— Begin EXERCISE INPUT —
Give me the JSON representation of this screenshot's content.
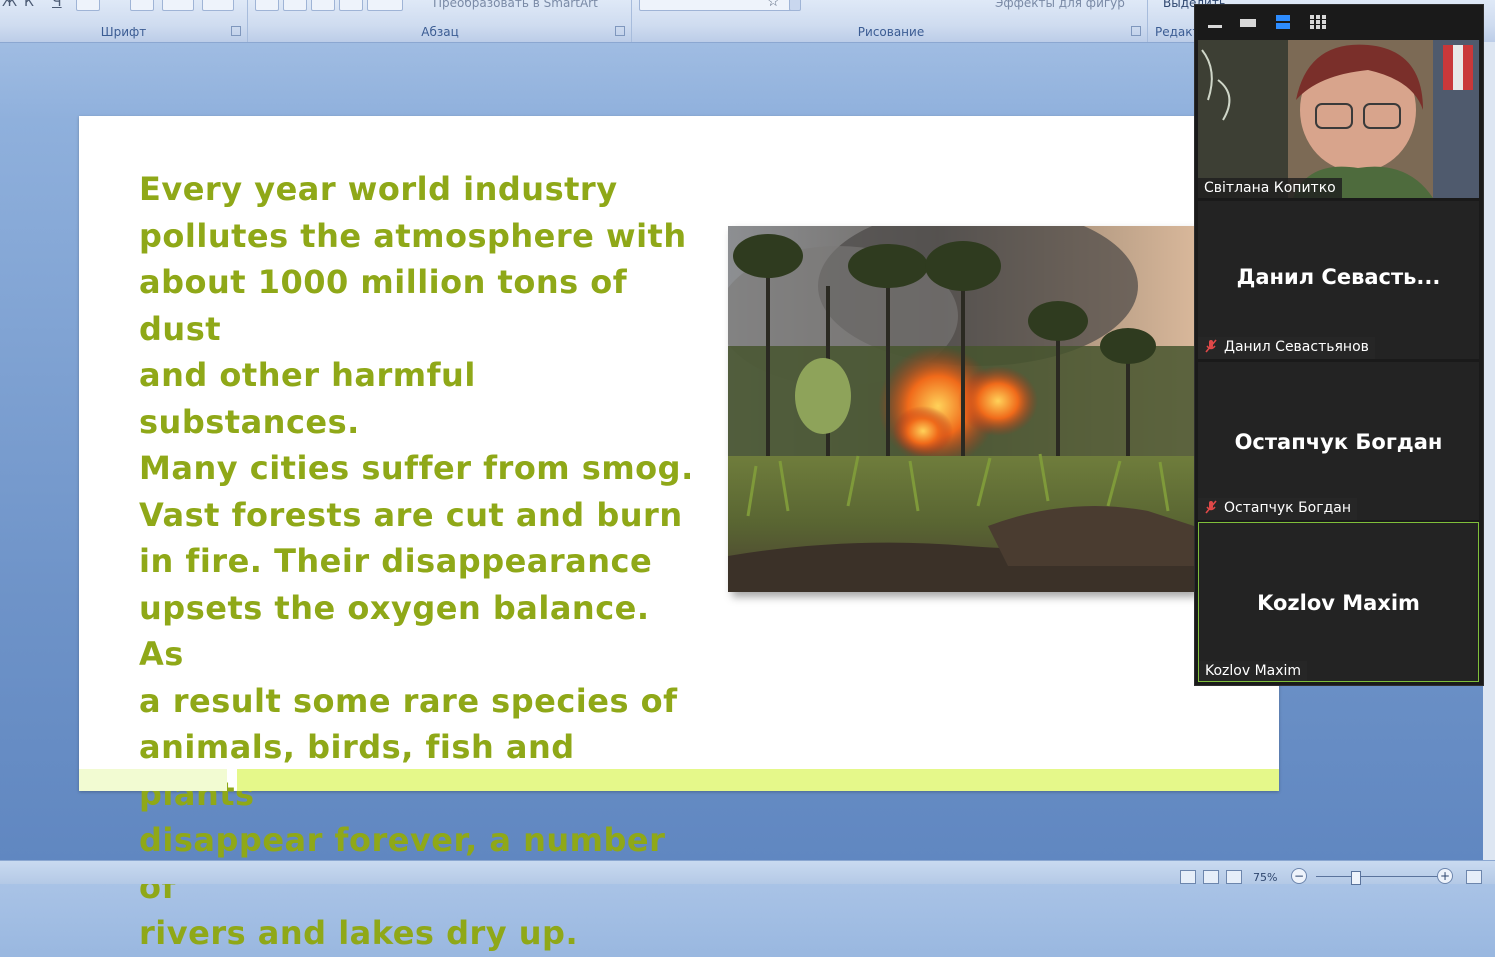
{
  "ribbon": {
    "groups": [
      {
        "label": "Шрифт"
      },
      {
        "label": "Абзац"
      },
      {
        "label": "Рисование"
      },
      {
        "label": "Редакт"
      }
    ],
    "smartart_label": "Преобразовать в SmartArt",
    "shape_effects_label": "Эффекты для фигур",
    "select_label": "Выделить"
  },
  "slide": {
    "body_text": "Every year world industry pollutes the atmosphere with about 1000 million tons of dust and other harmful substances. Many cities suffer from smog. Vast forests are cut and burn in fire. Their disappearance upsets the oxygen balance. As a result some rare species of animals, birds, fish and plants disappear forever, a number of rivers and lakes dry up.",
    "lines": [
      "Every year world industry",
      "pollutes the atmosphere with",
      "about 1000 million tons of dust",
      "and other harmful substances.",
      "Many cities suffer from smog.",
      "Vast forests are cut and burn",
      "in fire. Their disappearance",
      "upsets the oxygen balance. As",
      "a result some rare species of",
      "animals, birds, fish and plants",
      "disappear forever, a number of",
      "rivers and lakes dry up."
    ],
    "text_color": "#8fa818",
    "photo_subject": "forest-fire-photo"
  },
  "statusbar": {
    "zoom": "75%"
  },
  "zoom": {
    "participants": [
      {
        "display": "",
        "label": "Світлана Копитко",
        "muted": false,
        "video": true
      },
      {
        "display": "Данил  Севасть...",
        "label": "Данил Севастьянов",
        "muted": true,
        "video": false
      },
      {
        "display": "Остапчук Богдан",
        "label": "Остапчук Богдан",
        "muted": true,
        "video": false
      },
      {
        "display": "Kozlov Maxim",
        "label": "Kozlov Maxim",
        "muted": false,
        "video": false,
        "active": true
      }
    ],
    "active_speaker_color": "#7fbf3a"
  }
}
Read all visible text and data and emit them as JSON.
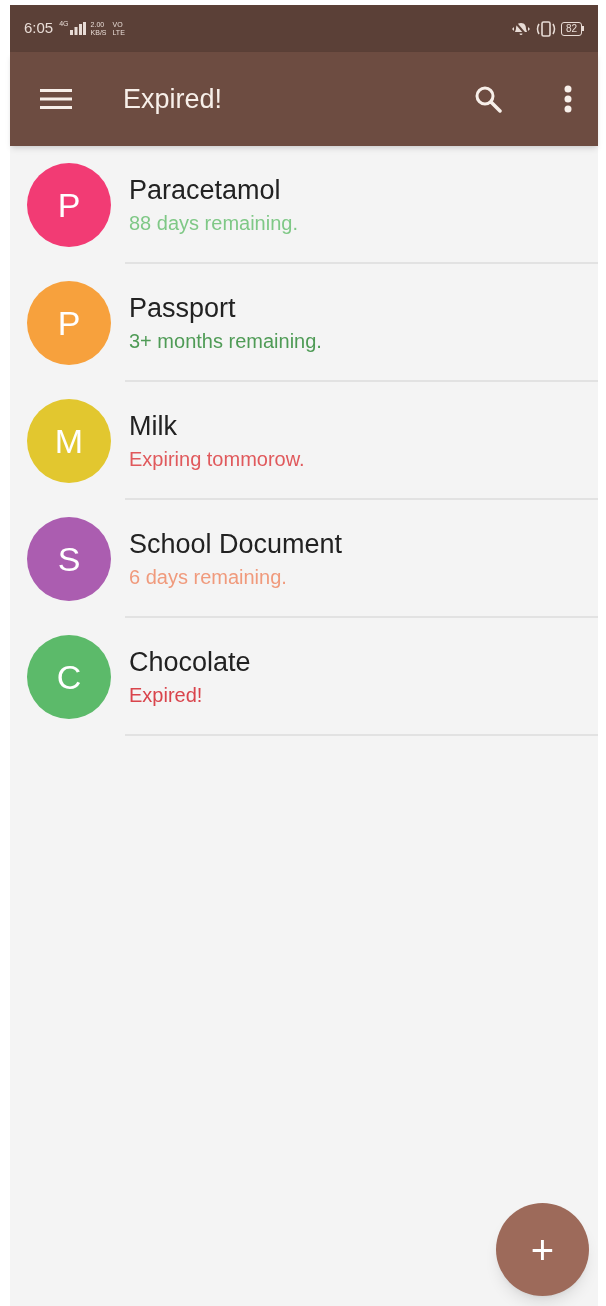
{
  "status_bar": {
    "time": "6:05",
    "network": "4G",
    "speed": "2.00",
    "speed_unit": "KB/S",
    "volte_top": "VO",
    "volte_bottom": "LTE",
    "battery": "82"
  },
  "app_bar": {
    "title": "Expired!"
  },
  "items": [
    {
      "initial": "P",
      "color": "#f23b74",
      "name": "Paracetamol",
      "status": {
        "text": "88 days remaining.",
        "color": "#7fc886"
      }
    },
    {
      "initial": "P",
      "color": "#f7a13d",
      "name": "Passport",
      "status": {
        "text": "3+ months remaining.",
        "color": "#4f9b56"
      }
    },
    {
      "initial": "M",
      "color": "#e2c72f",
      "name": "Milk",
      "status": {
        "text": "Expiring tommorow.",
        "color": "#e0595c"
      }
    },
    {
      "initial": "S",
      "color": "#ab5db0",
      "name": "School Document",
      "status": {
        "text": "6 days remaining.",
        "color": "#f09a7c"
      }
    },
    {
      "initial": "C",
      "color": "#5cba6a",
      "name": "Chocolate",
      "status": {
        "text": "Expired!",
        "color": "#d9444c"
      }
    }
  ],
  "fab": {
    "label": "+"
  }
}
— End EXERCISE INPUT —
— Begin EXERCISE INPUT —
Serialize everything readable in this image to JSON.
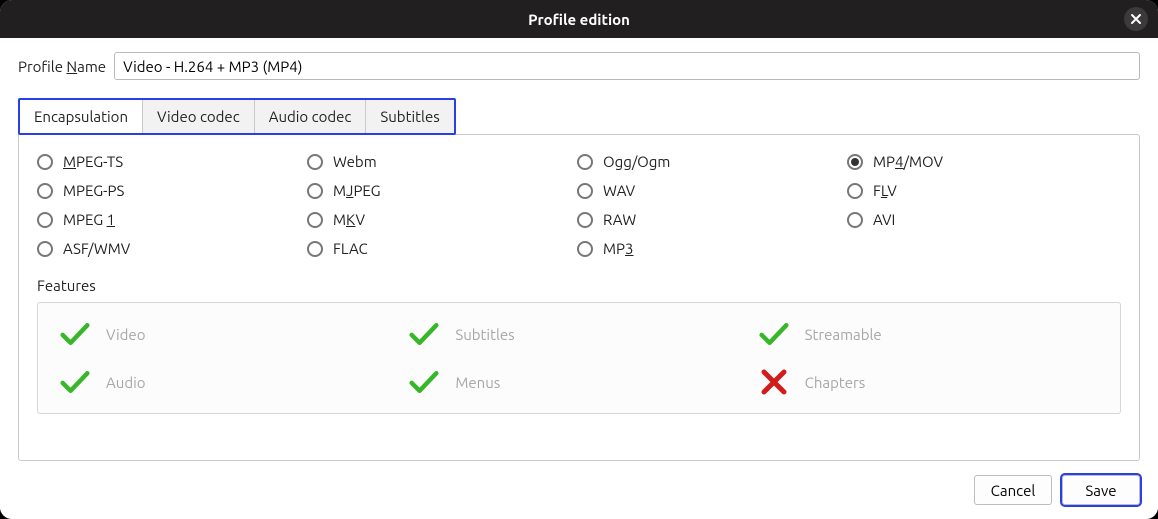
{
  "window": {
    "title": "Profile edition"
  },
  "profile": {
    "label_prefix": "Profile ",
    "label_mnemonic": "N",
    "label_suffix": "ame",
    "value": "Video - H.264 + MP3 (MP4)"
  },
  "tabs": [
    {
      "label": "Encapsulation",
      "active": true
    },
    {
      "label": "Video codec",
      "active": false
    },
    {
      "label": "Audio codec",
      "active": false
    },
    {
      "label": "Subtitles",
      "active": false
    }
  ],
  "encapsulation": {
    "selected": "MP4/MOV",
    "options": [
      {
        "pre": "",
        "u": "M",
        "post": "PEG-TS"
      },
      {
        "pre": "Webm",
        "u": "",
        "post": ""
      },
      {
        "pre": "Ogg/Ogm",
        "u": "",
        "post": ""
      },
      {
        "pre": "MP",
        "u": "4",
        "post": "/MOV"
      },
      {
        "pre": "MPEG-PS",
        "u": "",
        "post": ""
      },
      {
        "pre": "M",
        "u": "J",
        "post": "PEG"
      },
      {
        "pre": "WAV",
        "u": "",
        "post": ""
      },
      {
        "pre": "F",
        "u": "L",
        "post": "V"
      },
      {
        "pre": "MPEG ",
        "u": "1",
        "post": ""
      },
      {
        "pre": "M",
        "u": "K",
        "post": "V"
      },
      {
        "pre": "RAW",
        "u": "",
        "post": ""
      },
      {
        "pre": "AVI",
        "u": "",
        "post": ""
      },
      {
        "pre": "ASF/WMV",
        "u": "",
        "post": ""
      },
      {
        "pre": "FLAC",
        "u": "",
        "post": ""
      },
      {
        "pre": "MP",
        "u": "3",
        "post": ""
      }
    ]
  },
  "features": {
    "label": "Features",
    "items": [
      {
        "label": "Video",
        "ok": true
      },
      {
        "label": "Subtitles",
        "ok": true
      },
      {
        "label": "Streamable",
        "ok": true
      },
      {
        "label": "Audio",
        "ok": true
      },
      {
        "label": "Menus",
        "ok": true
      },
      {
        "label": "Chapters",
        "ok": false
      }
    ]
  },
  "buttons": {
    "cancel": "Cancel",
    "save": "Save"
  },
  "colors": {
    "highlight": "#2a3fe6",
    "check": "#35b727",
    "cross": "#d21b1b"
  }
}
— End EXERCISE INPUT —
WHAT IS BEING ASKED ->
Look through the entries above; copy each line where the string "Данил" appears.

REPLY ->
        "display": "Данил  Севасть...",
        "label": "Данил Севастьянов",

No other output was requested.